**GIVEN INSTRUCTION**:
Gather the lines that hold the string "трет".

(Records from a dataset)
□ □ □

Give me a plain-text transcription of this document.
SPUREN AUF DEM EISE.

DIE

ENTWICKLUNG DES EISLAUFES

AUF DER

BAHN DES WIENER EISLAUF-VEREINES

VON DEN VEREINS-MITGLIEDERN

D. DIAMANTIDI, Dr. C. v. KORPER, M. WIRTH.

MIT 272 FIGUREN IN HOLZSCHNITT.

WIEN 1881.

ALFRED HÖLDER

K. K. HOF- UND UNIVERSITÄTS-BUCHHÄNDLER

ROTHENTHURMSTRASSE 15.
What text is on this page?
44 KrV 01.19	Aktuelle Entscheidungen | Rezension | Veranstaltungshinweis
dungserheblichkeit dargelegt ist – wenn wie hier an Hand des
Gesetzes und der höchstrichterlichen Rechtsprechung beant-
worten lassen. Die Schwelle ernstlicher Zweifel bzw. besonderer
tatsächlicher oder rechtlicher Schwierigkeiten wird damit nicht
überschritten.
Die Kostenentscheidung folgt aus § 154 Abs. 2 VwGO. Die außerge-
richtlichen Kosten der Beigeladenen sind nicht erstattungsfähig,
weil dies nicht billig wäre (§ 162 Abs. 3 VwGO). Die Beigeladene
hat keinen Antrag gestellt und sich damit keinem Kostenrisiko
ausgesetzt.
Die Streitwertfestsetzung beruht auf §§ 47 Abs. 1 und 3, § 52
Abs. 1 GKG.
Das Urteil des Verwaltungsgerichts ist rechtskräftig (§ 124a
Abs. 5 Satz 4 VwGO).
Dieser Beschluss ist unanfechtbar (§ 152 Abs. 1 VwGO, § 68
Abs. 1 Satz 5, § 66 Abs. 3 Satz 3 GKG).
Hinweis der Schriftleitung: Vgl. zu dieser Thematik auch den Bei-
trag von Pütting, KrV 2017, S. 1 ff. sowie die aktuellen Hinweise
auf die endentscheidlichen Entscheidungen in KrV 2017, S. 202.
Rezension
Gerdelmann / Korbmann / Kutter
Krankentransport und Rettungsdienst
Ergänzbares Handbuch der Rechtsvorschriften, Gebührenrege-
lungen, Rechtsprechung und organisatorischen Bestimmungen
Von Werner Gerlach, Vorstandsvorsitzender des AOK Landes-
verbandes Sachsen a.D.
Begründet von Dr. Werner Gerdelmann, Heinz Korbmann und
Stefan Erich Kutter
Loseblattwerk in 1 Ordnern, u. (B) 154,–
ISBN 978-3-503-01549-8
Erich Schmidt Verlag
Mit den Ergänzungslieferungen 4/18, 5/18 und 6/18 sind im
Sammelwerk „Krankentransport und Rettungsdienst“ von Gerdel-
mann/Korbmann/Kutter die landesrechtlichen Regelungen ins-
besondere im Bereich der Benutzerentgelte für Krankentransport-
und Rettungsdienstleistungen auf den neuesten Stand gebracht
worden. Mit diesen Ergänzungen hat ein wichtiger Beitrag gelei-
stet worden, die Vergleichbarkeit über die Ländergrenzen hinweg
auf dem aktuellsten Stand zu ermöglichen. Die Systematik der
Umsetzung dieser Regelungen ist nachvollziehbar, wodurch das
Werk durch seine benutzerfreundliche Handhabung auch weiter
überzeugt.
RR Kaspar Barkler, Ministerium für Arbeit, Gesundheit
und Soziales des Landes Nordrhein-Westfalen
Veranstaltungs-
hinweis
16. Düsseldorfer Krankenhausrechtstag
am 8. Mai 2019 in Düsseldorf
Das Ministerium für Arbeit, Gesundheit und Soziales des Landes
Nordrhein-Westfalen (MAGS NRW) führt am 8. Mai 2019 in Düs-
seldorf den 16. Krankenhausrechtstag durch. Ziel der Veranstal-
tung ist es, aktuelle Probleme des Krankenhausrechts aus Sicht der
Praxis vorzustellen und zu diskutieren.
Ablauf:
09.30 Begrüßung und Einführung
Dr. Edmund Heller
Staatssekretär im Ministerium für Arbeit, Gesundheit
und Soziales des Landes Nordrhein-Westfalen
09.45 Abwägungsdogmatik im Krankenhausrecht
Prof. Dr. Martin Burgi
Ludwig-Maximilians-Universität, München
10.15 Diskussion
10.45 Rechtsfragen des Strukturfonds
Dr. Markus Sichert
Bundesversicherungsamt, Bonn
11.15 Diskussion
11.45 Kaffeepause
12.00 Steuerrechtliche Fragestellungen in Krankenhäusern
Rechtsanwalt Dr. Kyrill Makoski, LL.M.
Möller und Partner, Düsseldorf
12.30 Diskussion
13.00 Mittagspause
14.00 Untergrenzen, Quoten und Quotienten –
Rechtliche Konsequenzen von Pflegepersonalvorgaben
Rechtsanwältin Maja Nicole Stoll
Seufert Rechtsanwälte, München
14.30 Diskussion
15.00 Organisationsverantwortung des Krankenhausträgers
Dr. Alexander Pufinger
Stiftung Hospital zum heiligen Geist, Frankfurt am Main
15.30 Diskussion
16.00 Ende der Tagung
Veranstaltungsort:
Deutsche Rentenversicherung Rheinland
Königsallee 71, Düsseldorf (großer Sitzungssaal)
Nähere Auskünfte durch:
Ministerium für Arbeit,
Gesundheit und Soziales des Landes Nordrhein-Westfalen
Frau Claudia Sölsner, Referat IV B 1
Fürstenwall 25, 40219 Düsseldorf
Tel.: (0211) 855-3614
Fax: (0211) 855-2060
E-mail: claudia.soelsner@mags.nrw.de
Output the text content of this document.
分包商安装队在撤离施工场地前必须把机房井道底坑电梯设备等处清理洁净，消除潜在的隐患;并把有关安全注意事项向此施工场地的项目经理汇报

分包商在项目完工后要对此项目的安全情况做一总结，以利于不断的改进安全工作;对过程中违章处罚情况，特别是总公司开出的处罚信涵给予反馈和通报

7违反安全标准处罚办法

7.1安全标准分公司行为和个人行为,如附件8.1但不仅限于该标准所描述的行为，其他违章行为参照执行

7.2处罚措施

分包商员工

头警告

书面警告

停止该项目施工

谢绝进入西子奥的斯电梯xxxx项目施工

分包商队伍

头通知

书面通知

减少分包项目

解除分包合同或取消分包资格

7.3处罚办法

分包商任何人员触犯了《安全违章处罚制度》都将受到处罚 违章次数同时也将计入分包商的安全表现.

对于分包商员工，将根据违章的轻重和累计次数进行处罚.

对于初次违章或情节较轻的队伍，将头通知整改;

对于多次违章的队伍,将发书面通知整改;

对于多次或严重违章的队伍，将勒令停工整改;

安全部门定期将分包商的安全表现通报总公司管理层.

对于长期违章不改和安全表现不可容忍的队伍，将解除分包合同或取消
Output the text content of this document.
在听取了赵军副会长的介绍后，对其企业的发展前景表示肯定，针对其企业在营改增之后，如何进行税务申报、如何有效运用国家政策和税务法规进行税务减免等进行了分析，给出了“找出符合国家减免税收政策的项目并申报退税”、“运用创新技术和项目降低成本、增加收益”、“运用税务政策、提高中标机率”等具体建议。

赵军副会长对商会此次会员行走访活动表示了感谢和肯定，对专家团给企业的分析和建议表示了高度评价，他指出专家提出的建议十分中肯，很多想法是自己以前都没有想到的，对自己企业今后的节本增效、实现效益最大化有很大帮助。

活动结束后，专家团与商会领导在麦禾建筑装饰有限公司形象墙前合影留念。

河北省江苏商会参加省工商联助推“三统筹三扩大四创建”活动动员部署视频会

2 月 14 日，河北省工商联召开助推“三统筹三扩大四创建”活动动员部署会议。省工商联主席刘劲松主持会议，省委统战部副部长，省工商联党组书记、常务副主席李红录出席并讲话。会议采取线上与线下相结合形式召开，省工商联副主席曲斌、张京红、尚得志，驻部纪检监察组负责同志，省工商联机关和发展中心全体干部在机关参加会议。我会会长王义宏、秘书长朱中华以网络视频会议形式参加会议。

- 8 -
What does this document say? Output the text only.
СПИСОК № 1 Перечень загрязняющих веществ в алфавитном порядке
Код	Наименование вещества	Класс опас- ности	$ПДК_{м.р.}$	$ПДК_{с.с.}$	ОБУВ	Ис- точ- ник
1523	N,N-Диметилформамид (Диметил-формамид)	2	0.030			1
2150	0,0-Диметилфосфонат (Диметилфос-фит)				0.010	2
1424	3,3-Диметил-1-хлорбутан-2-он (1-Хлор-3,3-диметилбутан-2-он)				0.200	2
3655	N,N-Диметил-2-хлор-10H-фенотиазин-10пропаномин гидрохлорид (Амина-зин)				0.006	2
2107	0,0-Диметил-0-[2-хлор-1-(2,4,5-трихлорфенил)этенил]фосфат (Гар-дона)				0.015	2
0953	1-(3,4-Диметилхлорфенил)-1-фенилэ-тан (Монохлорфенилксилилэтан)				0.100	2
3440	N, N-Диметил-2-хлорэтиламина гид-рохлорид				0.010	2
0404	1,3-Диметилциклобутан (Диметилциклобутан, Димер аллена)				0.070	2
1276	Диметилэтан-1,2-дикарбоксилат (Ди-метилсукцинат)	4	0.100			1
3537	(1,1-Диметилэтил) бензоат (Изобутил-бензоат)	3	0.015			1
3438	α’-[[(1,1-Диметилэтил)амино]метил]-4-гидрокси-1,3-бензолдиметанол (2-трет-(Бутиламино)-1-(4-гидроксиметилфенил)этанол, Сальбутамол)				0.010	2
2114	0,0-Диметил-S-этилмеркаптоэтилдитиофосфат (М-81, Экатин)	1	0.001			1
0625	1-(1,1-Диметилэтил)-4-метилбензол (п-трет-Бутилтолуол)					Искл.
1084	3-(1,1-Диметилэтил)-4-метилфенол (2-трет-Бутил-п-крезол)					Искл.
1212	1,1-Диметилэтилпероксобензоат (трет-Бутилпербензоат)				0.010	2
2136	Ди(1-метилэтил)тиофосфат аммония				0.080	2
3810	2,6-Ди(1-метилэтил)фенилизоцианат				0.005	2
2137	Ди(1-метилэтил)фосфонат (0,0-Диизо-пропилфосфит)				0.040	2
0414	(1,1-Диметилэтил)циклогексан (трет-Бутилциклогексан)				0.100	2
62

□ □ □

**RESULT**:
3438	α’-[[(1,1-Диметилэтил)амино]метил]-4-гидрокси-1,3-бензолдиметанол (2-трет-(Бутиламино)-1-(4-гидроксиметилфенил)этанол, Сальбутамол)				0.010	2
0625	1-(1,1-Диметилэтил)-4-метилбензол (п-трет-Бутилтолуол)					Искл.
1084	3-(1,1-Диметилэтил)-4-метилфенол (2-трет-Бутил-п-крезол)					Искл.
1212	1,1-Диметилэтилпероксобензоат (трет-Бутилпербензоат)				0.010	2
0414	(1,1-Диметилэтил)циклогексан (трет-Бутилциклогексан)				0.100	2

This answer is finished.